[START Provided information]

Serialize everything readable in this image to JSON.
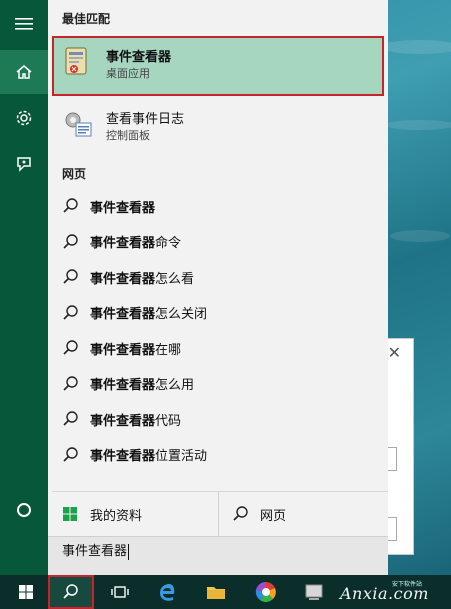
{
  "rail": {
    "menu_icon": "hamburger-icon",
    "home_icon": "home-icon",
    "settings_icon": "gear-icon",
    "feedback_icon": "feedback-icon",
    "cortana_icon": "cortana-circle-icon"
  },
  "best_match": {
    "header": "最佳匹配",
    "title": "事件查看器",
    "subtitle": "桌面应用"
  },
  "second_result": {
    "title": "查看事件日志",
    "subtitle": "控制面板"
  },
  "web": {
    "header": "网页",
    "items": [
      {
        "bold": "事件查看器",
        "rest": ""
      },
      {
        "bold": "事件查看器",
        "rest": "命令"
      },
      {
        "bold": "事件查看器",
        "rest": "怎么看"
      },
      {
        "bold": "事件查看器",
        "rest": "怎么关闭"
      },
      {
        "bold": "事件查看器",
        "rest": "在哪"
      },
      {
        "bold": "事件查看器",
        "rest": "怎么用"
      },
      {
        "bold": "事件查看器",
        "rest": "代码"
      },
      {
        "bold": "事件查看器",
        "rest": " 位置活动"
      }
    ]
  },
  "bottom": {
    "my_stuff": "我的资料",
    "web": "网页"
  },
  "search": {
    "value": "事件查看器"
  },
  "taskbar": {
    "watermark": "Anxia.com",
    "watermark_sub": "安下软件站"
  },
  "colors": {
    "rail": "#07583a",
    "highlight": "#a6d6c0",
    "annotation_red": "#c8222a",
    "taskbar": "#0b2e2a"
  }
}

[END Provided information]

Task details: Make an exact copy of the whole listing, but don't bring over any pictures.

The answer:
Serialize everything readable in this image to JSON.
{
  "rail": {
    "menu_icon": "hamburger-icon",
    "home_icon": "home-icon",
    "settings_icon": "gear-icon",
    "feedback_icon": "feedback-icon",
    "cortana_icon": "cortana-circle-icon"
  },
  "best_match": {
    "header": "最佳匹配",
    "title": "事件查看器",
    "subtitle": "桌面应用"
  },
  "second_result": {
    "title": "查看事件日志",
    "subtitle": "控制面板"
  },
  "web": {
    "header": "网页",
    "items": [
      {
        "bold": "事件查看器",
        "rest": ""
      },
      {
        "bold": "事件查看器",
        "rest": "命令"
      },
      {
        "bold": "事件查看器",
        "rest": "怎么看"
      },
      {
        "bold": "事件查看器",
        "rest": "怎么关闭"
      },
      {
        "bold": "事件查看器",
        "rest": "在哪"
      },
      {
        "bold": "事件查看器",
        "rest": "怎么用"
      },
      {
        "bold": "事件查看器",
        "rest": "代码"
      },
      {
        "bold": "事件查看器",
        "rest": " 位置活动"
      }
    ]
  },
  "bottom": {
    "my_stuff": "我的资料",
    "web": "网页"
  },
  "search": {
    "value": "事件查看器"
  },
  "taskbar": {
    "watermark": "Anxia.com",
    "watermark_sub": "安下软件站"
  },
  "colors": {
    "rail": "#07583a",
    "highlight": "#a6d6c0",
    "annotation_red": "#c8222a",
    "taskbar": "#0b2e2a"
  }
}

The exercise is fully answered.